→ **THE REQUEST**: Select the lines of the records containing the word "заходи" and list them.

[Lines of data]

• • • • • • •

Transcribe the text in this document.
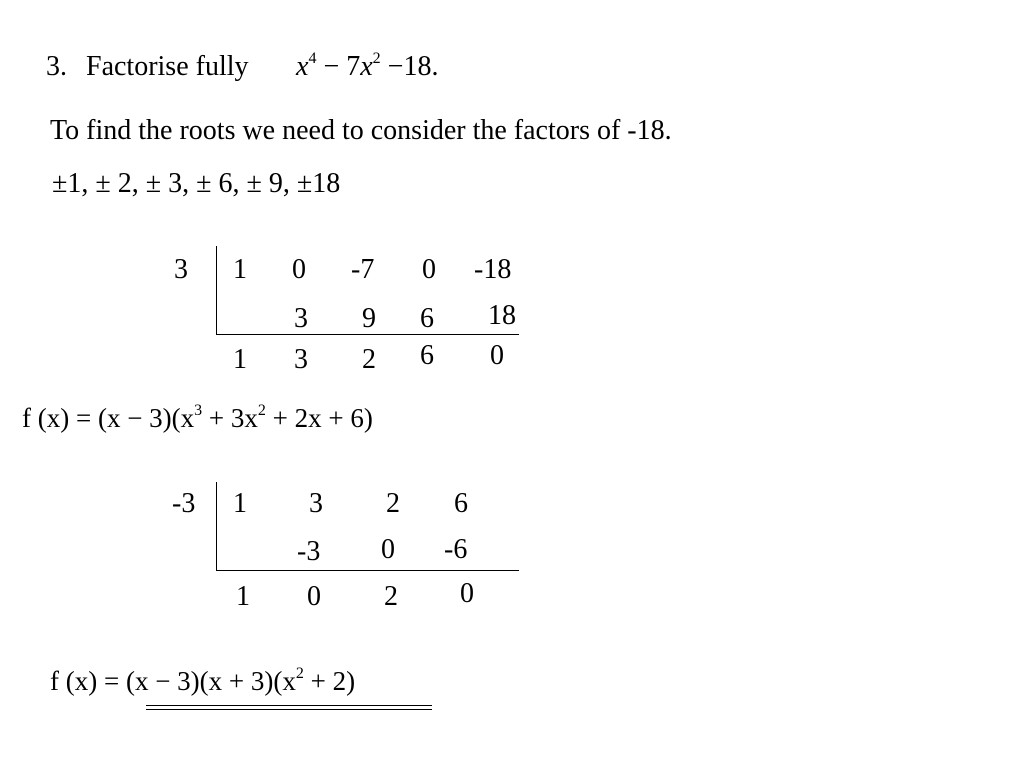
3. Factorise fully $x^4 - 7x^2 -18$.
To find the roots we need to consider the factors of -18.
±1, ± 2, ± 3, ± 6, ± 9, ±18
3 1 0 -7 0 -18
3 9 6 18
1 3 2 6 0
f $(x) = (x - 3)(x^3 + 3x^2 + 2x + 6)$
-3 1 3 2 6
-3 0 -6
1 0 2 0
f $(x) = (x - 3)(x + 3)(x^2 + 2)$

• • • • • • •

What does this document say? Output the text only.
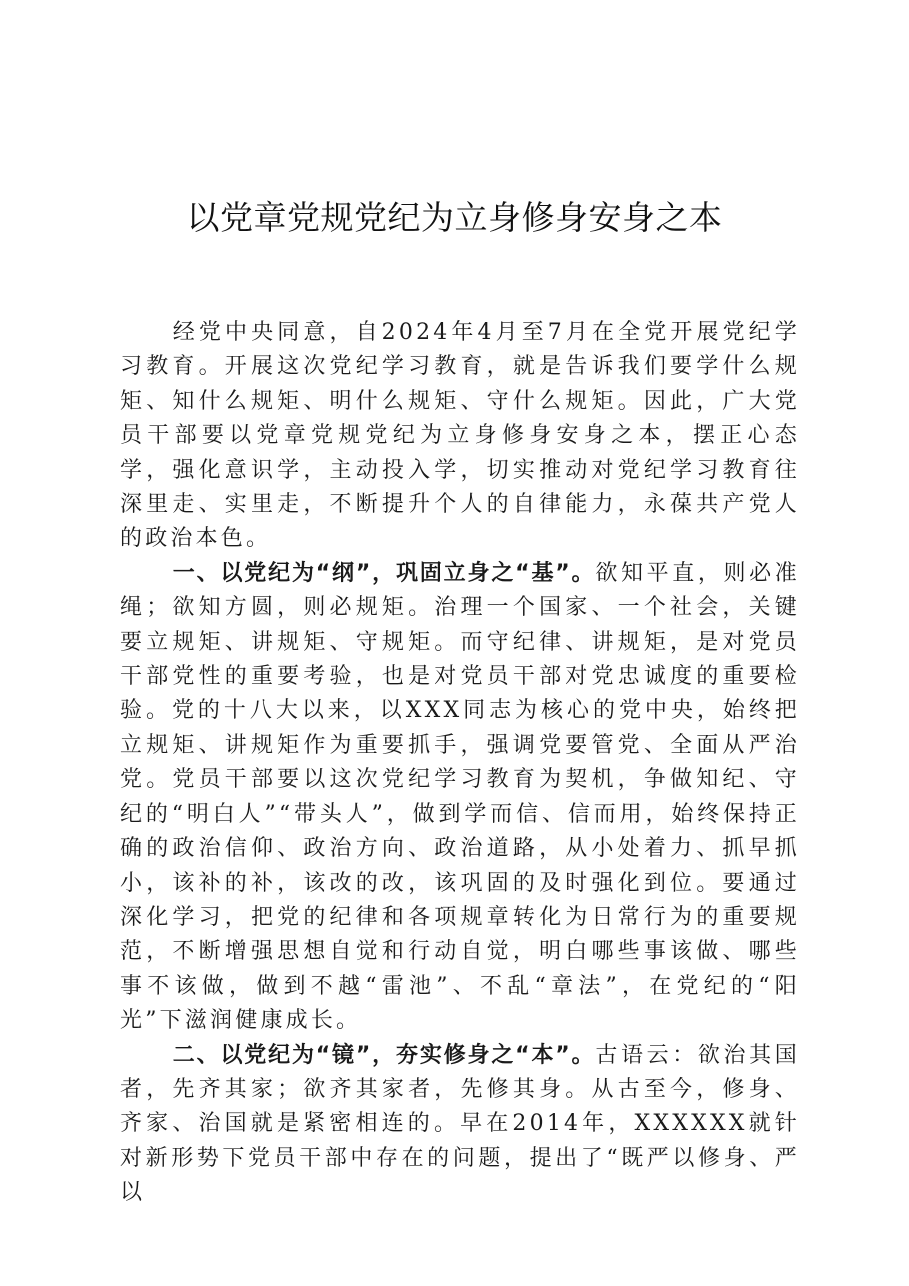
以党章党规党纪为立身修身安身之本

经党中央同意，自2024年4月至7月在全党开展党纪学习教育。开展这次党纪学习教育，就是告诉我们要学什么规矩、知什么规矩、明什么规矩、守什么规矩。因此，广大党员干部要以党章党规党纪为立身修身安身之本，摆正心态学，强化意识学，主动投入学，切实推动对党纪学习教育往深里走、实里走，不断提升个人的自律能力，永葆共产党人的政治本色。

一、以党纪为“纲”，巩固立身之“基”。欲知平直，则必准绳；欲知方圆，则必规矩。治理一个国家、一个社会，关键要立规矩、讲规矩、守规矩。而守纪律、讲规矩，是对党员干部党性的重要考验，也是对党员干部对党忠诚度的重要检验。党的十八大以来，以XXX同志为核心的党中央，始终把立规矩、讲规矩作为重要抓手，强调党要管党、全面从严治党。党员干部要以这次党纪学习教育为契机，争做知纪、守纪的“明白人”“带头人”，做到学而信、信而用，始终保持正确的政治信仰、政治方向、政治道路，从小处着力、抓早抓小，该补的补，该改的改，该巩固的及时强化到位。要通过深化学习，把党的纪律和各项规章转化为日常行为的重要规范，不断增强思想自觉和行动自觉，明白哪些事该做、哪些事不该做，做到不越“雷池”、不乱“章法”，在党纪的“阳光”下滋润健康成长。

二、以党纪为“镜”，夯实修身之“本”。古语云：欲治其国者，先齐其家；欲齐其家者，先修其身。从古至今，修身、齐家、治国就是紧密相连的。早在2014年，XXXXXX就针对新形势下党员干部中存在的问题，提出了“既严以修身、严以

• • • • • • •

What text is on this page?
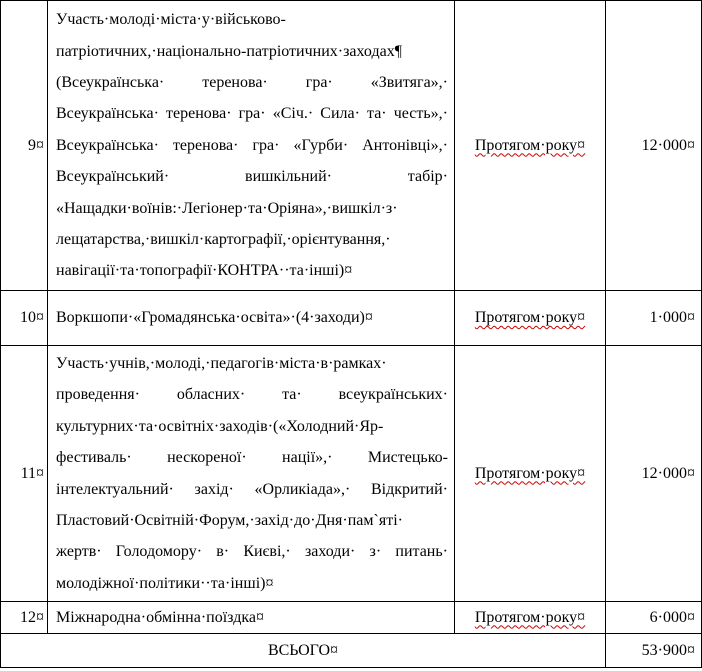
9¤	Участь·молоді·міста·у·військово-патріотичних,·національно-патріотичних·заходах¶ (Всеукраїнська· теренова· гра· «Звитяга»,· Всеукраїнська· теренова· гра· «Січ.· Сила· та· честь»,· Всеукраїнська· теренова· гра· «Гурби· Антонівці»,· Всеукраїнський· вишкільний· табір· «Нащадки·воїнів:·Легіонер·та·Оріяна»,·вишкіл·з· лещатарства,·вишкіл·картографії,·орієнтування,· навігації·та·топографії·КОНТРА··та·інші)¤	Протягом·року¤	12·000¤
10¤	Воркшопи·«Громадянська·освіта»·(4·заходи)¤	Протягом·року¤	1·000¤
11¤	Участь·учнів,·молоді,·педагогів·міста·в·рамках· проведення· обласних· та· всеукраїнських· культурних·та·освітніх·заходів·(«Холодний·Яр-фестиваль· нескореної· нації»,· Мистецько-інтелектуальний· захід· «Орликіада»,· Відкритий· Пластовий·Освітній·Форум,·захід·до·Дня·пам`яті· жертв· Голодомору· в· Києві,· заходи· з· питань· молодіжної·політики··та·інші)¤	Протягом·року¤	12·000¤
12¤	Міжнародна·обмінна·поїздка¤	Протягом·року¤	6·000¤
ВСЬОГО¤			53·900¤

• • • • • • •

→ **ANSWER TO THIS PROBLEM**:
10¤	Воркшопи·«Громадянська·освіта»·(4·заходи)¤	Протягом·року¤	1·000¤
11¤	Участь·учнів,·молоді,·педагогів·міста·в·рамках· проведення· обласних· та· всеукраїнських· культурних·та·освітніх·заходів·(«Холодний·Яр-фестиваль· нескореної· нації»,· Мистецько-інтелектуальний· захід· «Орликіада»,· Відкритий· Пластовий·Освітній·Форум,·захід·до·Дня·пам`яті· жертв· Голодомору· в· Києві,· заходи· з· питань· молодіжної·політики··та·інші)¤	Протягом·року¤	12·000¤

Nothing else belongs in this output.